● **JOB**: Retype the complete listing exactly as it appears.

● **DATASET RECORDS**:
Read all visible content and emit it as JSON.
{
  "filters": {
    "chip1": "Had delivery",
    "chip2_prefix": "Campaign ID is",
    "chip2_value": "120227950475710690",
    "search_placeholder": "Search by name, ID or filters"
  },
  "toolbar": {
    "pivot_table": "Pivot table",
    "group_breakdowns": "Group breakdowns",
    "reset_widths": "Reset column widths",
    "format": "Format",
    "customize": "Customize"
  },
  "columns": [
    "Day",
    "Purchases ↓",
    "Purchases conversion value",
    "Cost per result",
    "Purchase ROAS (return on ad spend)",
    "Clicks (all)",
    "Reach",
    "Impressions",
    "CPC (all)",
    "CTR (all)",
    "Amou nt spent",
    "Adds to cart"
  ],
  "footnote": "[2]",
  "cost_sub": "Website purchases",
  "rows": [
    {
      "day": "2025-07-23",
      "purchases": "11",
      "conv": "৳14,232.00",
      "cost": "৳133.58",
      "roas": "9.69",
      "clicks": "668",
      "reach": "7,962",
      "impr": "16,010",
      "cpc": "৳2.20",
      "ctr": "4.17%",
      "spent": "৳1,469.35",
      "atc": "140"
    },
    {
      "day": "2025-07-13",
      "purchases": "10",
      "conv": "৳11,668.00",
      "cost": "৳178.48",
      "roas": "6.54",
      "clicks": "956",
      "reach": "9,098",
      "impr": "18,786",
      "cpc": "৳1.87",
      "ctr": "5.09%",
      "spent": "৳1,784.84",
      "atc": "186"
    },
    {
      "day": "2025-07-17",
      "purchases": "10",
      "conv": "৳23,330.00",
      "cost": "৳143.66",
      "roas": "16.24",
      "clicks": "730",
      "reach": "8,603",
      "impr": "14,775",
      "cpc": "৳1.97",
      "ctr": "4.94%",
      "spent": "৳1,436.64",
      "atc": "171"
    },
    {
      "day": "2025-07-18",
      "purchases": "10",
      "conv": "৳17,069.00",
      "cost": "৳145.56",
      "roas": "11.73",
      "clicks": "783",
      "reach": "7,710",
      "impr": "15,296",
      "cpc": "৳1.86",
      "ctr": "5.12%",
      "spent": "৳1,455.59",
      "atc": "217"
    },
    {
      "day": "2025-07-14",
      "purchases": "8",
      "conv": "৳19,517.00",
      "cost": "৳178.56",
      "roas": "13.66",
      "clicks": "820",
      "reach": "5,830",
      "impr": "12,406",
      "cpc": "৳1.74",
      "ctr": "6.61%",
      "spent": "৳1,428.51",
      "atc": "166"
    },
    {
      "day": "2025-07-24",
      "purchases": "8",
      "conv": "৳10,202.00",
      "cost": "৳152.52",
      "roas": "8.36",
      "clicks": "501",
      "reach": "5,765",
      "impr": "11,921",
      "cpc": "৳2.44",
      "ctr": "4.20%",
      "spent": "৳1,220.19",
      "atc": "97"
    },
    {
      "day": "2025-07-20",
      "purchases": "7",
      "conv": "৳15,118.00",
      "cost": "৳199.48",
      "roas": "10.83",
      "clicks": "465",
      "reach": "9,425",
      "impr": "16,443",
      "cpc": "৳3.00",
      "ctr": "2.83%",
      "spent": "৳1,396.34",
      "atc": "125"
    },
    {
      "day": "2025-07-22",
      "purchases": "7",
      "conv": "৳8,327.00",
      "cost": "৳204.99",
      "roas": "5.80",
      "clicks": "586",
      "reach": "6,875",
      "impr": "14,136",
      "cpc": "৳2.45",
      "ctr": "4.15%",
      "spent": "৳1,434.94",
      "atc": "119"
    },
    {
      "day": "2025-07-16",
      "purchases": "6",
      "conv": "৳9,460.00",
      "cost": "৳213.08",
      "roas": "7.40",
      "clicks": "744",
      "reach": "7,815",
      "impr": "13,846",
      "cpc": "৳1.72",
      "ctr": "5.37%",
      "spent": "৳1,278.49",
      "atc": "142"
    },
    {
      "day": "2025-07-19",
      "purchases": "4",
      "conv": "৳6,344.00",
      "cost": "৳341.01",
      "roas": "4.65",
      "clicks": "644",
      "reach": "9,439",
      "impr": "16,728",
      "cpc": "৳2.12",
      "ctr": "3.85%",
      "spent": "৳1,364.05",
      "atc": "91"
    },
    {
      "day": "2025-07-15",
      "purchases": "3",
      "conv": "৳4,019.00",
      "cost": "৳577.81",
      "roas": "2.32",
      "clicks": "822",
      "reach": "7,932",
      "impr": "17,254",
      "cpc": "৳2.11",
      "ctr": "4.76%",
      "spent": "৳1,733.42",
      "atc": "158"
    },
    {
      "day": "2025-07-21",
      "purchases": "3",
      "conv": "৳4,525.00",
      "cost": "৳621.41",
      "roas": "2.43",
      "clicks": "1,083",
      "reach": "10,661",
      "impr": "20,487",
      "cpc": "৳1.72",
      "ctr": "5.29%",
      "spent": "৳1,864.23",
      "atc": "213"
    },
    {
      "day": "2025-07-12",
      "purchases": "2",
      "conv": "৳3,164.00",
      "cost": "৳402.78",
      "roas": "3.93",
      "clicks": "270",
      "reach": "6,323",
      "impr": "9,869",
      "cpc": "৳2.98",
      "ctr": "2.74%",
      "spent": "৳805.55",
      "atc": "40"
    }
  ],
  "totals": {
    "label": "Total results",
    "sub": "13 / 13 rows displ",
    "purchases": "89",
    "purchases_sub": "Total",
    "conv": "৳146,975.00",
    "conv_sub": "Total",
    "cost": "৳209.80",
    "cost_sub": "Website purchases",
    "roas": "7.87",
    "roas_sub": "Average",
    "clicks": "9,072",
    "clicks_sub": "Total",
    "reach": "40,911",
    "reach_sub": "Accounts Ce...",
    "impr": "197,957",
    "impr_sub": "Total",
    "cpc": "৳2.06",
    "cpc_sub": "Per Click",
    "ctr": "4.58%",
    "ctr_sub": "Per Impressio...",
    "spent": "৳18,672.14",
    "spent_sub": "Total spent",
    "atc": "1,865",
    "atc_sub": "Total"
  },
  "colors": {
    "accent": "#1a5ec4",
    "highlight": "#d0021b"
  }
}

● **ANSWER IN FULL**:
Read all visible content and emit it as JSON.
{
  "filters": {
    "chip1": "Had delivery",
    "chip2_prefix": "Campaign ID is",
    "chip2_value": "120227950475710690",
    "search_placeholder": "Search by name, ID or filters"
  },
  "toolbar": {
    "pivot_table": "Pivot table",
    "group_breakdowns": "Group breakdowns",
    "reset_widths": "Reset column widths",
    "format": "Format",
    "customize": "Customize"
  },
  "columns": [
    "Day",
    "Purchases ↓",
    "Purchases conversion value",
    "Cost per result",
    "Purchase ROAS (return on ad spend)",
    "Clicks (all)",
    "Reach",
    "Impressions",
    "CPC (all)",
    "CTR (all)",
    "Amou nt spent",
    "Adds to cart"
  ],
  "footnote": "[2]",
  "cost_sub": "Website purchases",
  "rows": [
    {
      "day": "2025-07-23",
      "purchases": "11",
      "conv": "৳14,232.00",
      "cost": "৳133.58",
      "roas": "9.69",
      "clicks": "668",
      "reach": "7,962",
      "impr": "16,010",
      "cpc": "৳2.20",
      "ctr": "4.17%",
      "spent": "৳1,469.35",
      "atc": "140"
    },
    {
      "day": "2025-07-13",
      "purchases": "10",
      "conv": "৳11,668.00",
      "cost": "৳178.48",
      "roas": "6.54",
      "clicks": "956",
      "reach": "9,098",
      "impr": "18,786",
      "cpc": "৳1.87",
      "ctr": "5.09%",
      "spent": "৳1,784.84",
      "atc": "186"
    },
    {
      "day": "2025-07-17",
      "purchases": "10",
      "conv": "৳23,330.00",
      "cost": "৳143.66",
      "roas": "16.24",
      "clicks": "730",
      "reach": "8,603",
      "impr": "14,775",
      "cpc": "৳1.97",
      "ctr": "4.94%",
      "spent": "৳1,436.64",
      "atc": "171"
    },
    {
      "day": "2025-07-18",
      "purchases": "10",
      "conv": "৳17,069.00",
      "cost": "৳145.56",
      "roas": "11.73",
      "clicks": "783",
      "reach": "7,710",
      "impr": "15,296",
      "cpc": "৳1.86",
      "ctr": "5.12%",
      "spent": "৳1,455.59",
      "atc": "217"
    },
    {
      "day": "2025-07-14",
      "purchases": "8",
      "conv": "৳19,517.00",
      "cost": "৳178.56",
      "roas": "13.66",
      "clicks": "820",
      "reach": "5,830",
      "impr": "12,406",
      "cpc": "৳1.74",
      "ctr": "6.61%",
      "spent": "৳1,428.51",
      "atc": "166"
    },
    {
      "day": "2025-07-24",
      "purchases": "8",
      "conv": "৳10,202.00",
      "cost": "৳152.52",
      "roas": "8.36",
      "clicks": "501",
      "reach": "5,765",
      "impr": "11,921",
      "cpc": "৳2.44",
      "ctr": "4.20%",
      "spent": "৳1,220.19",
      "atc": "97"
    },
    {
      "day": "2025-07-20",
      "purchases": "7",
      "conv": "৳15,118.00",
      "cost": "৳199.48",
      "roas": "10.83",
      "clicks": "465",
      "reach": "9,425",
      "impr": "16,443",
      "cpc": "৳3.00",
      "ctr": "2.83%",
      "spent": "৳1,396.34",
      "atc": "125"
    },
    {
      "day": "2025-07-22",
      "purchases": "7",
      "conv": "৳8,327.00",
      "cost": "৳204.99",
      "roas": "5.80",
      "clicks": "586",
      "reach": "6,875",
      "impr": "14,136",
      "cpc": "৳2.45",
      "ctr": "4.15%",
      "spent": "৳1,434.94",
      "atc": "119"
    },
    {
      "day": "2025-07-16",
      "purchases": "6",
      "conv": "৳9,460.00",
      "cost": "৳213.08",
      "roas": "7.40",
      "clicks": "744",
      "reach": "7,815",
      "impr": "13,846",
      "cpc": "৳1.72",
      "ctr": "5.37%",
      "spent": "৳1,278.49",
      "atc": "142"
    },
    {
      "day": "2025-07-19",
      "purchases": "4",
      "conv": "৳6,344.00",
      "cost": "৳341.01",
      "roas": "4.65",
      "clicks": "644",
      "reach": "9,439",
      "impr": "16,728",
      "cpc": "৳2.12",
      "ctr": "3.85%",
      "spent": "৳1,364.05",
      "atc": "91"
    },
    {
      "day": "2025-07-15",
      "purchases": "3",
      "conv": "৳4,019.00",
      "cost": "৳577.81",
      "roas": "2.32",
      "clicks": "822",
      "reach": "7,932",
      "impr": "17,254",
      "cpc": "৳2.11",
      "ctr": "4.76%",
      "spent": "৳1,733.42",
      "atc": "158"
    },
    {
      "day": "2025-07-21",
      "purchases": "3",
      "conv": "৳4,525.00",
      "cost": "৳621.41",
      "roas": "2.43",
      "clicks": "1,083",
      "reach": "10,661",
      "impr": "20,487",
      "cpc": "৳1.72",
      "ctr": "5.29%",
      "spent": "৳1,864.23",
      "atc": "213"
    },
    {
      "day": "2025-07-12",
      "purchases": "2",
      "conv": "৳3,164.00",
      "cost": "৳402.78",
      "roas": "3.93",
      "clicks": "270",
      "reach": "6,323",
      "impr": "9,869",
      "cpc": "৳2.98",
      "ctr": "2.74%",
      "spent": "৳805.55",
      "atc": "40"
    }
  ],
  "totals": {
    "label": "Total results",
    "sub": "13 / 13 rows displ",
    "purchases": "89",
    "purchases_sub": "Total",
    "conv": "৳146,975.00",
    "conv_sub": "Total",
    "cost": "৳209.80",
    "cost_sub": "Website purchases",
    "roas": "7.87",
    "roas_sub": "Average",
    "clicks": "9,072",
    "clicks_sub": "Total",
    "reach": "40,911",
    "reach_sub": "Accounts Ce...",
    "impr": "197,957",
    "impr_sub": "Total",
    "cpc": "৳2.06",
    "cpc_sub": "Per Click",
    "ctr": "4.58%",
    "ctr_sub": "Per Impressio...",
    "spent": "৳18,672.14",
    "spent_sub": "Total spent",
    "atc": "1,865",
    "atc_sub": "Total"
  },
  "colors": {
    "accent": "#1a5ec4",
    "highlight": "#d0021b"
  }
}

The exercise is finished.